◆ **Task brief**: Write the data out again in full, with no departure from the original.

[start Extracted material]

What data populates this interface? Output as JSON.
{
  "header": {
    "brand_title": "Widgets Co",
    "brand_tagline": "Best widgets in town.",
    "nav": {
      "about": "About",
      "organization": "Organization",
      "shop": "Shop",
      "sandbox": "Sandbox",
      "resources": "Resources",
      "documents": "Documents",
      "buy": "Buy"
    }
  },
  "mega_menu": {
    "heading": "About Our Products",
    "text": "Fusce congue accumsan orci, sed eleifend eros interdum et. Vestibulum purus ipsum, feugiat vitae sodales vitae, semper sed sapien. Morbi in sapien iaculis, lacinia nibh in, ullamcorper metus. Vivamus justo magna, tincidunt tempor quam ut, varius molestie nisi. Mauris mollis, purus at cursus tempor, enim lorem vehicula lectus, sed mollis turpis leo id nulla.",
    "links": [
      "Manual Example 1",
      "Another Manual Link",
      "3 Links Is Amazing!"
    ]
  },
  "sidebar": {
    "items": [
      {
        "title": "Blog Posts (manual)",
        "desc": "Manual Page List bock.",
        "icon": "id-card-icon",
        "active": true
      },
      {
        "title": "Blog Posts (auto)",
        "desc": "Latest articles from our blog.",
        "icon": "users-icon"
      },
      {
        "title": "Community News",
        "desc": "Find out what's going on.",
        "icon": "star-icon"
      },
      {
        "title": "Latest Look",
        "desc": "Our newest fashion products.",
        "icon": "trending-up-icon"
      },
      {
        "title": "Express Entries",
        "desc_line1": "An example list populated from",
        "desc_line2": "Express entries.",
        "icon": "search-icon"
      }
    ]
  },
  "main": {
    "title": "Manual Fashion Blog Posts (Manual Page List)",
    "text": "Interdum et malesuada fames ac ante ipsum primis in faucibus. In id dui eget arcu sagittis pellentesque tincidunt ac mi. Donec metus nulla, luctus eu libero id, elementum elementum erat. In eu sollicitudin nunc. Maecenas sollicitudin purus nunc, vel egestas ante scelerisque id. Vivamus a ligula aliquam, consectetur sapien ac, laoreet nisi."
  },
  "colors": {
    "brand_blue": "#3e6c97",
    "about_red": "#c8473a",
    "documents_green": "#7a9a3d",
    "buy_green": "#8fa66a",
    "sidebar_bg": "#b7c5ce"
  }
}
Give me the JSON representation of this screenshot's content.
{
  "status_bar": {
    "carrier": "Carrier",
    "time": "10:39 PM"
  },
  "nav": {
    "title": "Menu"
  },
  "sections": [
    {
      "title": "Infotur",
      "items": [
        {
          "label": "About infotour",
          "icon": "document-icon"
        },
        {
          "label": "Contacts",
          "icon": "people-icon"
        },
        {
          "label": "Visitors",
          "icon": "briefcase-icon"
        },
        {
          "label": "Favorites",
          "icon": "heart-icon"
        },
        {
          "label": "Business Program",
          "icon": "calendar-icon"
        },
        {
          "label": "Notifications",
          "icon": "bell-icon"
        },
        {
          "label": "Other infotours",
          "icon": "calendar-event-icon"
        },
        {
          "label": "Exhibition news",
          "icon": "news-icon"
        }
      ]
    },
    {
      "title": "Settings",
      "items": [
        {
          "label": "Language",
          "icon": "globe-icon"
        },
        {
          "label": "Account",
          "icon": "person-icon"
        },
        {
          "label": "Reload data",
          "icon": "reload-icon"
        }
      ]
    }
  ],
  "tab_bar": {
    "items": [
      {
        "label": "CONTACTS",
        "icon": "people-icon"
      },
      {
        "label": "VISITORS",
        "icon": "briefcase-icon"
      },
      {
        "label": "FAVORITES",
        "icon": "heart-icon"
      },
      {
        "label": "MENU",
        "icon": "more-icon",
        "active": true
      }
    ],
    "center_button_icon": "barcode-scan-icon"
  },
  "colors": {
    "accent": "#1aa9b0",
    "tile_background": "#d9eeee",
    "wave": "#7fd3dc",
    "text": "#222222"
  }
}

[end Extracted material]

◆ **Written response**:
What data populates this interface? Output as JSON.
{
  "header": {
    "brand_title": "Widgets Co",
    "brand_tagline": "Best widgets in town.",
    "nav": {
      "about": "About",
      "organization": "Organization",
      "shop": "Shop",
      "sandbox": "Sandbox",
      "resources": "Resources",
      "documents": "Documents",
      "buy": "Buy"
    }
  },
  "mega_menu": {
    "heading": "About Our Products",
    "text": "Fusce congue accumsan orci, sed eleifend eros interdum et. Vestibulum purus ipsum, feugiat vitae sodales vitae, semper sed sapien. Morbi in sapien iaculis, lacinia nibh in, ullamcorper metus. Vivamus justo magna, tincidunt tempor quam ut, varius molestie nisi. Mauris mollis, purus at cursus tempor, enim lorem vehicula lectus, sed mollis turpis leo id nulla.",
    "links": [
      "Manual Example 1",
      "Another Manual Link",
      "3 Links Is Amazing!"
    ]
  },
  "sidebar": {
    "items": [
      {
        "title": "Blog Posts (manual)",
        "desc": "Manual Page List bock.",
        "icon": "id-card-icon",
        "active": true
      },
      {
        "title": "Blog Posts (auto)",
        "desc": "Latest articles from our blog.",
        "icon": "users-icon"
      },
      {
        "title": "Community News",
        "desc": "Find out what's going on.",
        "icon": "star-icon"
      },
      {
        "title": "Latest Look",
        "desc": "Our newest fashion products.",
        "icon": "trending-up-icon"
      },
      {
        "title": "Express Entries",
        "desc_line1": "An example list populated from",
        "desc_line2": "Express entries.",
        "icon": "search-icon"
      }
    ]
  },
  "main": {
    "title": "Manual Fashion Blog Posts (Manual Page List)",
    "text": "Interdum et malesuada fames ac ante ipsum primis in faucibus. In id dui eget arcu sagittis pellentesque tincidunt ac mi. Donec metus nulla, luctus eu libero id, elementum elementum erat. In eu sollicitudin nunc. Maecenas sollicitudin purus nunc, vel egestas ante scelerisque id. Vivamus a ligula aliquam, consectetur sapien ac, laoreet nisi."
  },
  "colors": {
    "brand_blue": "#3e6c97",
    "about_red": "#c8473a",
    "documents_green": "#7a9a3d",
    "buy_green": "#8fa66a",
    "sidebar_bg": "#b7c5ce"
  }
}
Give me the JSON representation of this screenshot's content.
{
  "status_bar": {
    "carrier": "Carrier",
    "time": "10:39 PM"
  },
  "nav": {
    "title": "Menu"
  },
  "sections": [
    {
      "title": "Infotur",
      "items": [
        {
          "label": "About infotour",
          "icon": "document-icon"
        },
        {
          "label": "Contacts",
          "icon": "people-icon"
        },
        {
          "label": "Visitors",
          "icon": "briefcase-icon"
        },
        {
          "label": "Favorites",
          "icon": "heart-icon"
        },
        {
          "label": "Business Program",
          "icon": "calendar-icon"
        },
        {
          "label": "Notifications",
          "icon": "bell-icon"
        },
        {
          "label": "Other infotours",
          "icon": "calendar-event-icon"
        },
        {
          "label": "Exhibition news",
          "icon": "news-icon"
        }
      ]
    },
    {
      "title": "Settings",
      "items": [
        {
          "label": "Language",
          "icon": "globe-icon"
        },
        {
          "label": "Account",
          "icon": "person-icon"
        },
        {
          "label": "Reload data",
          "icon": "reload-icon"
        }
      ]
    }
  ],
  "tab_bar": {
    "items": [
      {
        "label": "CONTACTS",
        "icon": "people-icon"
      },
      {
        "label": "VISITORS",
        "icon": "briefcase-icon"
      },
      {
        "label": "FAVORITES",
        "icon": "heart-icon"
      },
      {
        "label": "MENU",
        "icon": "more-icon",
        "active": true
      }
    ],
    "center_button_icon": "barcode-scan-icon"
  },
  "colors": {
    "accent": "#1aa9b0",
    "tile_background": "#d9eeee",
    "wave": "#7fd3dc",
    "text": "#222222"
  }
}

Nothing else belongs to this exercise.